*TASK OBJECTIVE*
Reproduce the material below line for line without changing any wording, and leave out the pictures.

*WORKING DATA*

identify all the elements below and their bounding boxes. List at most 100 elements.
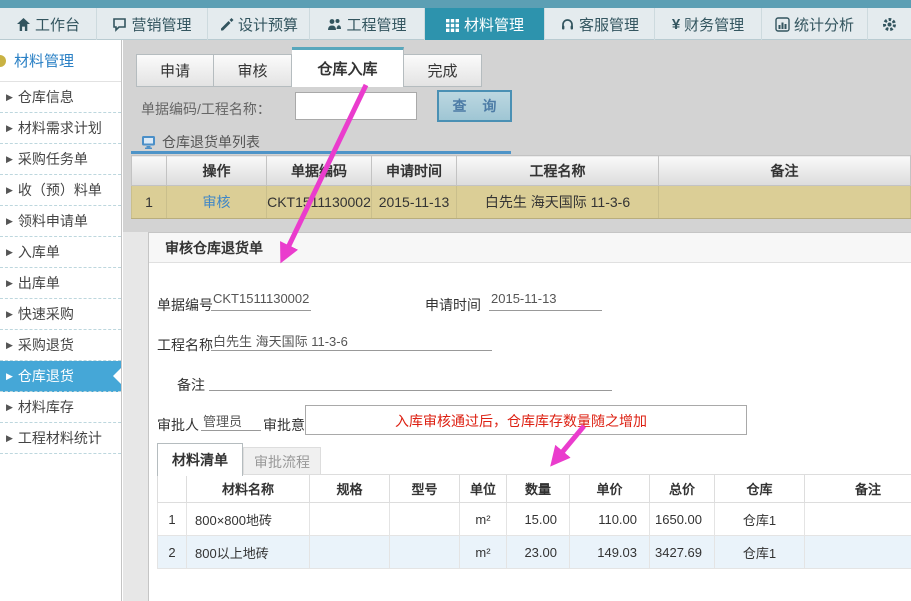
search-input[interactable] [295, 92, 417, 120]
sidebar-item-label: 出库单 [18, 273, 60, 293]
material-price: 149.03 [570, 536, 650, 569]
edit-icon [219, 17, 234, 32]
col-unit-price: 单价 [570, 475, 650, 503]
nav-label: 营销管理 [131, 14, 191, 35]
col-index [132, 156, 167, 186]
sidebar-item-outbound-order[interactable]: ▶出库单 [0, 268, 121, 299]
chat-icon [112, 17, 127, 32]
arrow-bullet-icon: ▶ [6, 154, 13, 165]
search-button[interactable]: 查 询 [437, 90, 512, 122]
material-remark [805, 503, 911, 536]
table-row[interactable]: 1 审核 CKT1511130002 2015-11-13 白先生 海天国际 1… [132, 186, 911, 219]
grid-icon [445, 17, 460, 32]
nav-item-marketing[interactable]: 营销管理 [97, 8, 208, 40]
nav-label: 客服管理 [579, 14, 639, 35]
remark-label: 备注 [177, 375, 205, 395]
arrow-bullet-icon: ▶ [6, 309, 13, 320]
nav-item-statistics[interactable]: 统计分析 [762, 8, 868, 40]
sidebar-item-purchase-task[interactable]: ▶采购任务单 [0, 144, 121, 175]
yen-icon: ¥ [672, 16, 680, 33]
sidebar-item-label: 快速采购 [18, 304, 74, 324]
workflow-tabs: 申请 审核 仓库入库 完成 [136, 45, 482, 87]
sidebar-item-purchase-return[interactable]: ▶采购退货 [0, 330, 121, 361]
nav-item-service[interactable]: 客服管理 [545, 8, 655, 40]
row-index: 2 [158, 536, 187, 569]
col-unit: 单位 [460, 475, 507, 503]
col-remark: 备注 [659, 156, 911, 186]
material-row[interactable]: 2 800以上地砖 m² 23.00 149.03 3427.69 仓库1 [158, 536, 911, 569]
material-qty: 23.00 [507, 536, 570, 569]
nav-item-settings[interactable] [868, 8, 911, 40]
material-total: 3427.69 [650, 536, 715, 569]
row-code: CKT1511130002 [267, 186, 372, 219]
tab-material-list[interactable]: 材料清单 [157, 443, 243, 476]
material-model [390, 536, 460, 569]
arrow-bullet-icon: ▶ [6, 216, 13, 227]
nav-item-workbench[interactable]: 工作台 [0, 8, 97, 40]
content-area: 申请 审核 仓库入库 完成 单据编码/工程名称： 查 询 仓库退货单列表 操作 … [123, 40, 911, 601]
sidebar-item-warehouse-return[interactable]: ▶仓库退货 [0, 361, 121, 392]
col-index [158, 475, 187, 503]
review-link[interactable]: 审核 [203, 194, 231, 210]
review-return-order-panel: 审核仓库退货单 单据编号 CKT1511130002 申请时间 2015-11-… [148, 232, 911, 601]
sidebar-item-quick-purchase[interactable]: ▶ 快速采购 [0, 299, 121, 330]
nav-label: 设计预算 [238, 14, 298, 35]
col-code: 单据编码 [267, 156, 372, 186]
nav-label: 财务管理 [684, 14, 744, 35]
col-quantity: 数量 [507, 475, 570, 503]
sidebar-title: 材料管理 [0, 40, 121, 82]
sidebar-item-label: 仓库信息 [18, 87, 74, 107]
tab-apply[interactable]: 申请 [136, 54, 214, 87]
nav-item-design-budget[interactable]: 设计预算 [208, 8, 310, 40]
sidebar-item-inbound-order[interactable]: ▶入库单 [0, 237, 121, 268]
col-operation: 操作 [167, 156, 267, 186]
order-code-label: 单据编号 [157, 295, 213, 315]
col-total-price: 总价 [650, 475, 715, 503]
tab-warehouse-inbound[interactable]: 仓库入库 [292, 47, 404, 87]
nav-item-project[interactable]: 工程管理 [310, 8, 425, 40]
detail-tabs: 材料清单 审批流程 [157, 441, 321, 475]
list-header-row: 操作 单据编码 申请时间 工程名称 备注 [132, 156, 911, 186]
remark-value [209, 371, 612, 391]
row-remark [659, 186, 911, 219]
app-window: 工作台 营销管理 设计预算 工程管理 材料管理 客服管理 ¥ 财务管理 统计分析 [0, 0, 911, 601]
module-icon [0, 55, 6, 67]
sidebar-item-receive-order[interactable]: ▶收（预）料单 [0, 175, 121, 206]
col-material-name: 材料名称 [187, 475, 310, 503]
nav-item-finance[interactable]: ¥ 财务管理 [655, 8, 762, 40]
sidebar-item-warehouse-info[interactable]: ▶ 仓库信息 [0, 82, 121, 113]
sidebar-title-label: 材料管理 [14, 50, 74, 71]
arrow-bullet-icon: ▶ [6, 92, 13, 103]
sidebar-item-material-stock[interactable]: ▶ 材料库存 [0, 392, 121, 423]
arrow-bullet-icon: ▶ [6, 402, 13, 413]
users-icon [327, 17, 342, 32]
material-remark [805, 536, 911, 569]
material-unit: m² [460, 503, 507, 536]
arrow-bullet-icon: ▶ [6, 247, 13, 258]
tab-complete[interactable]: 完成 [404, 54, 482, 87]
sidebar-item-label: 材料需求计划 [18, 118, 102, 138]
material-header-row: 材料名称 规格 型号 单位 数量 单价 总价 仓库 备注 [158, 475, 911, 503]
sidebar-item-label: 材料库存 [18, 397, 74, 417]
row-index: 1 [132, 186, 167, 219]
material-spec [310, 536, 390, 569]
sidebar-item-material-request[interactable]: ▶领料申请单 [0, 206, 121, 237]
material-row[interactable]: 1 800×800地砖 m² 15.00 110.00 1650.00 仓库1 [158, 503, 911, 536]
arrow-bullet-icon: ▶ [6, 340, 13, 351]
nav-label: 工程管理 [346, 14, 406, 35]
sidebar-item-label: 收（预）料单 [18, 180, 102, 200]
nav-item-material[interactable]: 材料管理 [425, 8, 545, 40]
approver-value: 管理员 [201, 411, 261, 431]
list-section-title: 仓库退货单列表 [162, 132, 260, 152]
material-name: 800以上地砖 [187, 536, 310, 569]
arrow-bullet-icon: ▶ [6, 433, 13, 444]
tab-approval-flow[interactable]: 审批流程 [243, 447, 321, 475]
top-navbar: 工作台 营销管理 设计预算 工程管理 材料管理 客服管理 ¥ 财务管理 统计分析 [0, 8, 911, 40]
order-code-value: CKT1511130002 [211, 291, 311, 311]
material-warehouse: 仓库1 [715, 503, 805, 536]
list-section-header: 仓库退货单列表 [141, 132, 260, 152]
sidebar-item-material-demand-plan[interactable]: ▶材料需求计划 [0, 113, 121, 144]
material-list-table: 材料名称 规格 型号 单位 数量 单价 总价 仓库 备注 1 800×800地砖 [157, 474, 911, 569]
sidebar-item-project-material-stats[interactable]: ▶工程材料统计 [0, 423, 121, 454]
tab-review[interactable]: 审核 [214, 54, 292, 87]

*FULL ANSWER*
identify all the elements below and their bounding boxes. List at most 100 elements.
search-input[interactable] [295, 92, 417, 120]
sidebar-item-label: 出库单 [18, 273, 60, 293]
material-price: 149.03 [570, 536, 650, 569]
edit-icon [219, 17, 234, 32]
col-unit-price: 单价 [570, 475, 650, 503]
nav-label: 营销管理 [131, 14, 191, 35]
col-index [132, 156, 167, 186]
sidebar-item-outbound-order[interactable]: ▶出库单 [0, 268, 121, 299]
chat-icon [112, 17, 127, 32]
arrow-bullet-icon: ▶ [6, 154, 13, 165]
search-button[interactable]: 查 询 [437, 90, 512, 122]
material-remark [805, 503, 911, 536]
table-row[interactable]: 1 审核 CKT1511130002 2015-11-13 白先生 海天国际 1… [132, 186, 911, 219]
grid-icon [445, 17, 460, 32]
nav-item-marketing[interactable]: 营销管理 [97, 8, 208, 40]
nav-label: 客服管理 [579, 14, 639, 35]
remark-label: 备注 [177, 375, 205, 395]
arrow-bullet-icon: ▶ [6, 309, 13, 320]
nav-item-statistics[interactable]: 统计分析 [762, 8, 868, 40]
sidebar-item-purchase-task[interactable]: ▶采购任务单 [0, 144, 121, 175]
yen-icon: ¥ [672, 16, 680, 33]
sidebar-item-label: 快速采购 [18, 304, 74, 324]
workflow-tabs: 申请 审核 仓库入库 完成 [136, 45, 482, 87]
sidebar-item-purchase-return[interactable]: ▶采购退货 [0, 330, 121, 361]
nav-item-service[interactable]: 客服管理 [545, 8, 655, 40]
row-index: 2 [158, 536, 187, 569]
col-unit: 单位 [460, 475, 507, 503]
col-remark: 备注 [659, 156, 911, 186]
material-row[interactable]: 2 800以上地砖 m² 23.00 149.03 3427.69 仓库1 [158, 536, 911, 569]
material-qty: 23.00 [507, 536, 570, 569]
nav-item-settings[interactable] [868, 8, 911, 40]
material-total: 3427.69 [650, 536, 715, 569]
row-code: CKT1511130002 [267, 186, 372, 219]
tab-material-list[interactable]: 材料清单 [157, 443, 243, 476]
material-model [390, 536, 460, 569]
arrow-bullet-icon: ▶ [6, 216, 13, 227]
nav-item-workbench[interactable]: 工作台 [0, 8, 97, 40]
content-area: 申请 审核 仓库入库 完成 单据编码/工程名称： 查 询 仓库退货单列表 操作 … [123, 40, 911, 601]
sidebar-item-warehouse-return[interactable]: ▶仓库退货 [0, 361, 121, 392]
col-index [158, 475, 187, 503]
review-link[interactable]: 审核 [203, 194, 231, 210]
review-return-order-panel: 审核仓库退货单 单据编号 CKT1511130002 申请时间 2015-11-… [148, 232, 911, 601]
sidebar-item-quick-purchase[interactable]: ▶ 快速采购 [0, 299, 121, 330]
nav-label: 设计预算 [238, 14, 298, 35]
col-code: 单据编码 [267, 156, 372, 186]
nav-label: 财务管理 [684, 14, 744, 35]
col-quantity: 数量 [507, 475, 570, 503]
sidebar-title: 材料管理 [0, 40, 121, 82]
sidebar-item-label: 仓库信息 [18, 87, 74, 107]
tab-apply[interactable]: 申请 [136, 54, 214, 87]
nav-item-design-budget[interactable]: 设计预算 [208, 8, 310, 40]
sidebar-item-inbound-order[interactable]: ▶入库单 [0, 237, 121, 268]
col-operation: 操作 [167, 156, 267, 186]
order-code-label: 单据编号 [157, 295, 213, 315]
col-total-price: 总价 [650, 475, 715, 503]
tab-warehouse-inbound[interactable]: 仓库入库 [292, 47, 404, 87]
nav-item-project[interactable]: 工程管理 [310, 8, 425, 40]
detail-tabs: 材料清单 审批流程 [157, 441, 321, 475]
list-header-row: 操作 单据编码 申请时间 工程名称 备注 [132, 156, 911, 186]
remark-value [209, 371, 612, 391]
row-remark [659, 186, 911, 219]
app-window: 工作台 营销管理 设计预算 工程管理 材料管理 客服管理 ¥ 财务管理 统计分析 [0, 0, 911, 601]
module-icon [0, 55, 6, 67]
sidebar-item-receive-order[interactable]: ▶收（预）料单 [0, 175, 121, 206]
col-material-name: 材料名称 [187, 475, 310, 503]
nav-item-finance[interactable]: ¥ 财务管理 [655, 8, 762, 40]
sidebar-item-warehouse-info[interactable]: ▶ 仓库信息 [0, 82, 121, 113]
sidebar-title-label: 材料管理 [14, 50, 74, 71]
arrow-bullet-icon: ▶ [6, 92, 13, 103]
sidebar-item-material-stock[interactable]: ▶ 材料库存 [0, 392, 121, 423]
arrow-bullet-icon: ▶ [6, 402, 13, 413]
users-icon [327, 17, 342, 32]
material-remark [805, 536, 911, 569]
material-unit: m² [460, 503, 507, 536]
arrow-bullet-icon: ▶ [6, 247, 13, 258]
tab-complete[interactable]: 完成 [404, 54, 482, 87]
sidebar-item-label: 材料需求计划 [18, 118, 102, 138]
material-header-row: 材料名称 规格 型号 单位 数量 单价 总价 仓库 备注 [158, 475, 911, 503]
sidebar-item-label: 材料库存 [18, 397, 74, 417]
row-index: 1 [132, 186, 167, 219]
material-spec [310, 536, 390, 569]
sidebar-item-material-request[interactable]: ▶领料申请单 [0, 206, 121, 237]
material-row[interactable]: 1 800×800地砖 m² 15.00 110.00 1650.00 仓库1 [158, 503, 911, 536]
arrow-bullet-icon: ▶ [6, 340, 13, 351]
nav-label: 工程管理 [346, 14, 406, 35]
sidebar-item-label: 收（预）料单 [18, 180, 102, 200]
nav-item-material[interactable]: 材料管理 [425, 8, 545, 40]
approver-value: 管理员 [201, 411, 261, 431]
list-section-title: 仓库退货单列表 [162, 132, 260, 152]
material-name: 800以上地砖 [187, 536, 310, 569]
arrow-bullet-icon: ▶ [6, 433, 13, 444]
tab-approval-flow[interactable]: 审批流程 [243, 447, 321, 475]
top-navbar: 工作台 营销管理 设计预算 工程管理 材料管理 客服管理 ¥ 财务管理 统计分析 [0, 8, 911, 40]
order-code-value: CKT1511130002 [211, 291, 311, 311]
material-warehouse: 仓库1 [715, 503, 805, 536]
list-section-header: 仓库退货单列表 [141, 132, 260, 152]
sidebar-item-material-demand-plan[interactable]: ▶材料需求计划 [0, 113, 121, 144]
material-list-table: 材料名称 规格 型号 单位 数量 单价 总价 仓库 备注 1 800×800地砖 [157, 474, 911, 569]
sidebar-item-project-material-stats[interactable]: ▶工程材料统计 [0, 423, 121, 454]
tab-review[interactable]: 审核 [214, 54, 292, 87]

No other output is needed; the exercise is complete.